>>>
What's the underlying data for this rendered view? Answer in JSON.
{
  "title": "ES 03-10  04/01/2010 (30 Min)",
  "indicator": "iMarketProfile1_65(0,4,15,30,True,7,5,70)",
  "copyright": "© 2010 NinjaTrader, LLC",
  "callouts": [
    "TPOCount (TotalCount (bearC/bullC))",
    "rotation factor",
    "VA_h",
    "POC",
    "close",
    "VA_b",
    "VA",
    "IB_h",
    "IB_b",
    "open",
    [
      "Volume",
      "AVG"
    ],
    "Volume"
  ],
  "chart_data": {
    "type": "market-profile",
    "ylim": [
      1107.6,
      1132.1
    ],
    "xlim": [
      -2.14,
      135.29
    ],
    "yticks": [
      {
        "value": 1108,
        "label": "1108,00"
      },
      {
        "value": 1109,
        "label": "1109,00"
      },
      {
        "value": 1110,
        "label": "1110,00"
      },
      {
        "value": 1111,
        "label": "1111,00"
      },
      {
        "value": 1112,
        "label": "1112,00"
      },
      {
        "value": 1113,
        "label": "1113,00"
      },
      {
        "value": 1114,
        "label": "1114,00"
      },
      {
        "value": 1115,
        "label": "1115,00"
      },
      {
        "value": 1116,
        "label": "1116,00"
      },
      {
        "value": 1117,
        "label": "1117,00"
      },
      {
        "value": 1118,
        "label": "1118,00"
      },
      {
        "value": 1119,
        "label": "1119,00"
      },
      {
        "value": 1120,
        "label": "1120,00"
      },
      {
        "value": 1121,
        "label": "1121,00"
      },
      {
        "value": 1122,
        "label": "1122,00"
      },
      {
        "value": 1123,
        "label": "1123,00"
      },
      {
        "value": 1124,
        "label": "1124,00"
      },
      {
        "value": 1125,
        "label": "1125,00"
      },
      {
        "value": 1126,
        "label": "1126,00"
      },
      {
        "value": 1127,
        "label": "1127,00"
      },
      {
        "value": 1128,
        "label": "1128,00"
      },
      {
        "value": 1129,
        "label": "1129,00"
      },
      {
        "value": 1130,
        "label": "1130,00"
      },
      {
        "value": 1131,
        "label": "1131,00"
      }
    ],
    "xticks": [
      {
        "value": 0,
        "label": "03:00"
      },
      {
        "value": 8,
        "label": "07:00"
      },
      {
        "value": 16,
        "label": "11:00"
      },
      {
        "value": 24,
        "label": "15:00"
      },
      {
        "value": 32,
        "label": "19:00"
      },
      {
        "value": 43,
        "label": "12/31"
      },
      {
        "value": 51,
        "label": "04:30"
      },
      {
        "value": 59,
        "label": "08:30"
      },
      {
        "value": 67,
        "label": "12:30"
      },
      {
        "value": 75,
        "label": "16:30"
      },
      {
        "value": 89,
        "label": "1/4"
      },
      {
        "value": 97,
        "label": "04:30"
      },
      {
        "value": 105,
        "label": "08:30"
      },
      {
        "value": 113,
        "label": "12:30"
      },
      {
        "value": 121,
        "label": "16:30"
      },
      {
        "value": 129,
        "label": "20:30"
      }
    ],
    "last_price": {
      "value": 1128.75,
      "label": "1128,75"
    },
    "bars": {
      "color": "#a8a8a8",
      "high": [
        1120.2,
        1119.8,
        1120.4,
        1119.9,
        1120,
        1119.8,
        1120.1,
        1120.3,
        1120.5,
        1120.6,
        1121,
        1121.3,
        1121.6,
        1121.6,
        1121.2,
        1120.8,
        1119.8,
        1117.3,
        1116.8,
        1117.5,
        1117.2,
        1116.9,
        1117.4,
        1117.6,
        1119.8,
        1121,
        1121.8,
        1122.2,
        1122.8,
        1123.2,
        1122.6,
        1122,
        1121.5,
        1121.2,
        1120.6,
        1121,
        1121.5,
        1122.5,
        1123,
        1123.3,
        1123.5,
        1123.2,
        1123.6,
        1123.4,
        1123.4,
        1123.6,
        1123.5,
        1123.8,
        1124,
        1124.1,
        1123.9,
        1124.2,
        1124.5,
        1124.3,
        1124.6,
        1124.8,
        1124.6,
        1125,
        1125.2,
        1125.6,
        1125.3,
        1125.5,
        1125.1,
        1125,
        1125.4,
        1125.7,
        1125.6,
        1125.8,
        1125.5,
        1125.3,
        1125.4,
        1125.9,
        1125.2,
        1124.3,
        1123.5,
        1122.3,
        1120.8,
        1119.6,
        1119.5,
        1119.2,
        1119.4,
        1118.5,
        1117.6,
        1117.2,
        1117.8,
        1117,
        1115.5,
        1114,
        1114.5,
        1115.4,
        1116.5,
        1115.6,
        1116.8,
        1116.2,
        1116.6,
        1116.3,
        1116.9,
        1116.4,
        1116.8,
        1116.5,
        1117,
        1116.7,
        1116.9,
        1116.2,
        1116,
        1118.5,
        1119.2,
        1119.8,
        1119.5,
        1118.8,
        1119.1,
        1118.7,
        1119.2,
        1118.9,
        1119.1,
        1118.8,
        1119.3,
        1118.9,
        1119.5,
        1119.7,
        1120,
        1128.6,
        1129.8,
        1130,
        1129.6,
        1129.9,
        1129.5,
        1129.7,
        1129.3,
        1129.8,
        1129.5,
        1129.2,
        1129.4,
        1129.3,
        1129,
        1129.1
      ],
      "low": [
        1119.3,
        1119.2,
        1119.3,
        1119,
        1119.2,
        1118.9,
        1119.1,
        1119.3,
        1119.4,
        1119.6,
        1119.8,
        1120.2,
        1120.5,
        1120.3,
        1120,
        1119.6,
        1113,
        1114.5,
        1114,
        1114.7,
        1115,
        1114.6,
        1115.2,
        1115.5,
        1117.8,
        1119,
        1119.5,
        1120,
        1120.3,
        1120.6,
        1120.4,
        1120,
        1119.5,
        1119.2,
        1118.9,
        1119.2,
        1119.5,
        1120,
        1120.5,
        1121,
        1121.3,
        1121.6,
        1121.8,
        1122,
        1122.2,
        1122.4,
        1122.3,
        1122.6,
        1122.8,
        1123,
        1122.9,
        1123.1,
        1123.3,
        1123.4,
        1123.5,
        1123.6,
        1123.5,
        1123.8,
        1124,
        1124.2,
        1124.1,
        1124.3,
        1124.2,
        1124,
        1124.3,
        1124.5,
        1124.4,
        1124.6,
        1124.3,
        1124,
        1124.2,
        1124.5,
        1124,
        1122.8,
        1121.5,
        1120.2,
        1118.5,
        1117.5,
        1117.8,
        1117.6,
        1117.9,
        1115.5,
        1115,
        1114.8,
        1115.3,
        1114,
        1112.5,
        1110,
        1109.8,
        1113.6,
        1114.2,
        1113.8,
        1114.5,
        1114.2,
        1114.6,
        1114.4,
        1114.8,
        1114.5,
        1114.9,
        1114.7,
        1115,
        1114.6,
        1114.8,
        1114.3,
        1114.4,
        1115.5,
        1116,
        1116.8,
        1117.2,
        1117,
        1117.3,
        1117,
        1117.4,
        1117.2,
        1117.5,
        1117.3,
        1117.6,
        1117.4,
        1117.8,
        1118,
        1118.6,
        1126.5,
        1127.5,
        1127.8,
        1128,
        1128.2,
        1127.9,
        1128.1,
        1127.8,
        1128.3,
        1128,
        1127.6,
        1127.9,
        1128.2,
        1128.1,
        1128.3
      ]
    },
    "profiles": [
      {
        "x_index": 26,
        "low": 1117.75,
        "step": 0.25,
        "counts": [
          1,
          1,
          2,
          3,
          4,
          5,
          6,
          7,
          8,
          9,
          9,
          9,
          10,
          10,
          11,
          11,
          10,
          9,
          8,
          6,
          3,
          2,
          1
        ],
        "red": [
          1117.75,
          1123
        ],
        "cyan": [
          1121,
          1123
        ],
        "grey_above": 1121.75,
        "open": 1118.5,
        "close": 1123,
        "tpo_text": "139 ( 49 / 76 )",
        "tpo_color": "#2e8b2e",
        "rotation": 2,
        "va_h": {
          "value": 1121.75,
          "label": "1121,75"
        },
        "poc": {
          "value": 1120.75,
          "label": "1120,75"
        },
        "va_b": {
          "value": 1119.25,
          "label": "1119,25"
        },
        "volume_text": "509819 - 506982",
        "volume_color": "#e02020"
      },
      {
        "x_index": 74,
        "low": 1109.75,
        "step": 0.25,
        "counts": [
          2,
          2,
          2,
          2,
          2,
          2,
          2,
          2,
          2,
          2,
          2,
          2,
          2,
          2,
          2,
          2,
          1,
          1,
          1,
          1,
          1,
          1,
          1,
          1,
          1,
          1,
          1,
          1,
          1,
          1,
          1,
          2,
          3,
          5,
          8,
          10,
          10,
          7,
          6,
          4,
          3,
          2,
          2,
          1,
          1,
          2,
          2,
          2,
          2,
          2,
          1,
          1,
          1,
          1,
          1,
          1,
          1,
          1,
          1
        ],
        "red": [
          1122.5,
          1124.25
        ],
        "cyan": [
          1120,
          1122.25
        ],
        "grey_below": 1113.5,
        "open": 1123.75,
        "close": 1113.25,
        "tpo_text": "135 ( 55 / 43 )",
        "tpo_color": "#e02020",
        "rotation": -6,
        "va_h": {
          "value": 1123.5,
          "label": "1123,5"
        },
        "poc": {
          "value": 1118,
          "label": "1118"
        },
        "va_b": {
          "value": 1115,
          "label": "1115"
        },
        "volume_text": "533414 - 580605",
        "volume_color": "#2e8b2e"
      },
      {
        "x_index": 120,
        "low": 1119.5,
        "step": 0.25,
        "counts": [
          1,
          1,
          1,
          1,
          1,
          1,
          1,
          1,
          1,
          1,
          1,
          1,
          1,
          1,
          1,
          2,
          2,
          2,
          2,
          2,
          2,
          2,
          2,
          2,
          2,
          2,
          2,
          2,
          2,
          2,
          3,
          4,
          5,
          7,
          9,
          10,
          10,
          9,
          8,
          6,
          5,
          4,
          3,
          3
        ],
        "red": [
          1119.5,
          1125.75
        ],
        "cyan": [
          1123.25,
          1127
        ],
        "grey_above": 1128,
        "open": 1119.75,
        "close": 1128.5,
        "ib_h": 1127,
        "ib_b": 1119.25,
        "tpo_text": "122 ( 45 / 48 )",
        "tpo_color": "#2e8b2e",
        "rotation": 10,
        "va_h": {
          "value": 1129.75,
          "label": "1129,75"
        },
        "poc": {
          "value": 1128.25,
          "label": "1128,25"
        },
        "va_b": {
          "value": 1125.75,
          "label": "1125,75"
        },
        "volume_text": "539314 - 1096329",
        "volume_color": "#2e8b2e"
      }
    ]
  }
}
<<<
> OBJECTIVE
Above are some records. Report the number of their lines that include "close", and add nothing else.

> ANSWER BELOW
4